REQUIRED ACTION 1:
List each category that the land conservation post in the South Carolina blog posts is filed under.
REQUIRED ACTION 2:
Pick up the South Carolina blog posts after the last sentence of the land conservation entry and write the next part.

If the ports need better management, or more legislative help to facilitate improving the infrastructure then I’m all for it. But when you call for the selling off of one of our signature assets to foreign investors whose sole goal is to extract the most amount of profit from our state as possible and take it elsewhere, then I have to say I’m against it.

Keep South Carolina ports for South Carolina.

December 17, 2007

South Carolina Powerball is economic “Powerdrain”

Filed under: Economy, legislature, Sanford, South Carolina — Tags: , , , , , — NotforHire @ 2:47 pm

There was a well balanced article in The State Sunday about the South Carolina Education Lottery. I for one see both the pros and cons of a state run lottery, but I don’t have a particular ethical dilemma with the system. I have even been known to play the lottery from time to time, it being my little donation to our state school system.

One area the article did not address is, what is the net effect of the multistate powerball game on the wealth of our state? It seems that while good for increased funding of education, it is in fact a net loss of wealth to our state. I mean, if we’re watching $50 million flow out of the state for every $10 million going to education, then that hardly seems like a lottery structure that is good for the state of South Carolina.

I put in a call to SC Education Lottery to get the specific dollar figures and was referred to the Multistate Lottery Association, which runs Powerball. This was disappointing because I’d like to think that the people running things on our end would know the answer to a question directly concerning the financial health of our own state. Apparently that is not the case.

I called the Multistate Lottery Association but was also unable to get an answer to my question.

I think it’s time for the Governor’s office and perhaps the legislature to look into this matter and expose SC Education Lottery’s involvement in Powerball for what it really is, a huge “Powerdrain” on our economy and the wealth of our state.

December 14, 2007

Governor Sanford hits home run with land conservation proposal

Filed under: Economy, Environment, legislature, Sanford, South Carolina, Uncategorized — NotforHire @ 2:06 pm

Governor Sanford’s proposal to budget an additional $50 million for land conservation is an outstanding move. He is correct when he says, “If you develop every square inch around each one of the metropolitan areas of this state, one of the inevitable byproducts is a deterioration of the quality of life that people experience in this state.”(Post&Courier, 12.11.07)

Page layout parsing data
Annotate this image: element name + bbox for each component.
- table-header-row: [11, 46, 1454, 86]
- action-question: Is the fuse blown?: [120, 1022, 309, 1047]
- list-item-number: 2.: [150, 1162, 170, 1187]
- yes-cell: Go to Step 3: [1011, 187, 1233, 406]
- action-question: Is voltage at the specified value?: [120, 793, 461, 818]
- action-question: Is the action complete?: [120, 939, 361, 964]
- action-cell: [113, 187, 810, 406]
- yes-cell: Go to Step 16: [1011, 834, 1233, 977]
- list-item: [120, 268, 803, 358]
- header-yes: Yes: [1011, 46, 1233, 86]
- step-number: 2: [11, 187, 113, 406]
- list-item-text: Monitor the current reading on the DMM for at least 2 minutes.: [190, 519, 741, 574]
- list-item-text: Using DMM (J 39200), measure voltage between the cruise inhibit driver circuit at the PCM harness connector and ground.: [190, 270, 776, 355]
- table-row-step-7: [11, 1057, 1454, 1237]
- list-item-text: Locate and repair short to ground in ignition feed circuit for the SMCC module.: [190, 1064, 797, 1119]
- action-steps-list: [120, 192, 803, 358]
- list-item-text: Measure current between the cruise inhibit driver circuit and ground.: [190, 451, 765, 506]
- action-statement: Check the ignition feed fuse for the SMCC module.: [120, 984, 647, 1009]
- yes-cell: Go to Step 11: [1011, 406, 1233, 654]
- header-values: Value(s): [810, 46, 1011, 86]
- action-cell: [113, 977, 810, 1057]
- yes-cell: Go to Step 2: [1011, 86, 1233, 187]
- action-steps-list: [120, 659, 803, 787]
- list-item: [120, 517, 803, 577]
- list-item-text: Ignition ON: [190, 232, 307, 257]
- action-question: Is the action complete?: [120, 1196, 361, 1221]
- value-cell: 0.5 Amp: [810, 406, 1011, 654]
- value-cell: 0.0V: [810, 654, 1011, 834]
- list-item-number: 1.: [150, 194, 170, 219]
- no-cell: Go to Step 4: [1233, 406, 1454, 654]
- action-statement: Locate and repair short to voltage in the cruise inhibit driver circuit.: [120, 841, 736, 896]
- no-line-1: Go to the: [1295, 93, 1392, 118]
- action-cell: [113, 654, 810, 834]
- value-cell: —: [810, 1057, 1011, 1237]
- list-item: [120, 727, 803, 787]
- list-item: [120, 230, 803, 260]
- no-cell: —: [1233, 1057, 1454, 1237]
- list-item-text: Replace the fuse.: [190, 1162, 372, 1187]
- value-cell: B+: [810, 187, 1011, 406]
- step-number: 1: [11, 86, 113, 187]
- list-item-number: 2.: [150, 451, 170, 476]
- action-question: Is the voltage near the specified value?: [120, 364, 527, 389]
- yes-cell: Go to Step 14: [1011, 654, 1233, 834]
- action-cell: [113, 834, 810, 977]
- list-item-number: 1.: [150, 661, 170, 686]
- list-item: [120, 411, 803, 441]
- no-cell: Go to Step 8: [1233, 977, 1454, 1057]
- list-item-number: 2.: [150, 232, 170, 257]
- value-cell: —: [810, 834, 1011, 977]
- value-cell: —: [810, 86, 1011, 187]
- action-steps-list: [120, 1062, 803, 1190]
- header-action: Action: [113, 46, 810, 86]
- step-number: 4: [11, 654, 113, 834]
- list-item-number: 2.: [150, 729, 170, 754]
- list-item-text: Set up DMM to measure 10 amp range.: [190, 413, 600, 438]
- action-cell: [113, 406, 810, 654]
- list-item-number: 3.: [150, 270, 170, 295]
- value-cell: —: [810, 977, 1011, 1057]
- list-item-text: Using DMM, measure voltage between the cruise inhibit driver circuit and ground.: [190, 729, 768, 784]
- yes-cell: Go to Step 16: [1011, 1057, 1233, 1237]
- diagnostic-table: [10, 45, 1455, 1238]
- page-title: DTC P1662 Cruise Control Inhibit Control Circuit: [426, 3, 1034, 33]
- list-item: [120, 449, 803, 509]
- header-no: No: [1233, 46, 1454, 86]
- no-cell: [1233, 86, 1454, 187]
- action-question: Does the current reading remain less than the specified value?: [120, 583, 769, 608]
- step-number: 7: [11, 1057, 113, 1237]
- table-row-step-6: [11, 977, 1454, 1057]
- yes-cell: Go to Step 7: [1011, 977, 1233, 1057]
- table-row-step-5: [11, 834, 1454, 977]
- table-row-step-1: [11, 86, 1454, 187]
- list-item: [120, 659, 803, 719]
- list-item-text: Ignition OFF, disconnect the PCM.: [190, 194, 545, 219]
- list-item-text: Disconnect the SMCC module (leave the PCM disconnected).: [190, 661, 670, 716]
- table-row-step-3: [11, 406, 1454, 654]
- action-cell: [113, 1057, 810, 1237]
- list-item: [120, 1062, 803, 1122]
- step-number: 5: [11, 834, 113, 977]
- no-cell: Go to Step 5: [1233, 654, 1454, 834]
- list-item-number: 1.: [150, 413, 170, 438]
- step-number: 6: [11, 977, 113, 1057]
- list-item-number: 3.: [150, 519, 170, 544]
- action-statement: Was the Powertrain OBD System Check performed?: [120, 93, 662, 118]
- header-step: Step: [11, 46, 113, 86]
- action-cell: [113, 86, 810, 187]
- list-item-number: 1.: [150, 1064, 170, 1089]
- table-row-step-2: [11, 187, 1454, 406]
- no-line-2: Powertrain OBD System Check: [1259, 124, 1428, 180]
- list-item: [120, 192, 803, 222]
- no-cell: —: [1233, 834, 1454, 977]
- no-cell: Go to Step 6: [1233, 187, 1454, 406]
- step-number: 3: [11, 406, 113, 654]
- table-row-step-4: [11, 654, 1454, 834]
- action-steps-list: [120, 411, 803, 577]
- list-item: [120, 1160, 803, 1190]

ANSWER 1:
Economy, Environment, legislature, Sanford, South Carolina, Uncategorized

ANSWER 2:
But it is not just for quality of life, but for the long term economic health of the state that makes this proposal imperative. Politicians in this state need to start asking themselves what needs to be done to make the 21st century South Carolina’s century. What needs to be done to ensure that South Carolina continues to improve economically and continues to build the wealth and increase the well being of its citizens, not just in the short term but in the long term as well.

Mark Sanford, in this proposal, embodies these ideals and is taking the long view as to what is best for our state.

Dan Cooper, House Ways and Means committee Chairman says of the proposal, “If we have $50 million, I’d rather we invest it in something that is going to produce jobs for the state.’’ (The State, 12.11.07) Dan Cooper, in this instance, does not seem to have his eyes on the prize, which is knowing that fully funding the Conservation Land Bank will create jobs. Developers and investors will want to build and invest in areas that have a higher incidence of preserved land, and the quality of development and investment will be higher as well.

As our population continues to rise, nothing is going to pay dividends to the citizens of our state in increased wealth and well being like the proposed increase in funding of the Conservation Land Bank. Open land is and should continue to be one of our states greatest resources, and the time to preserve it is now, before it is too late. Remember, wealth goes to where the quality of life is good, and doesn’t stick around when it turns bad. One simple key to keeping it good is the full funding of the Conservation Land Bank.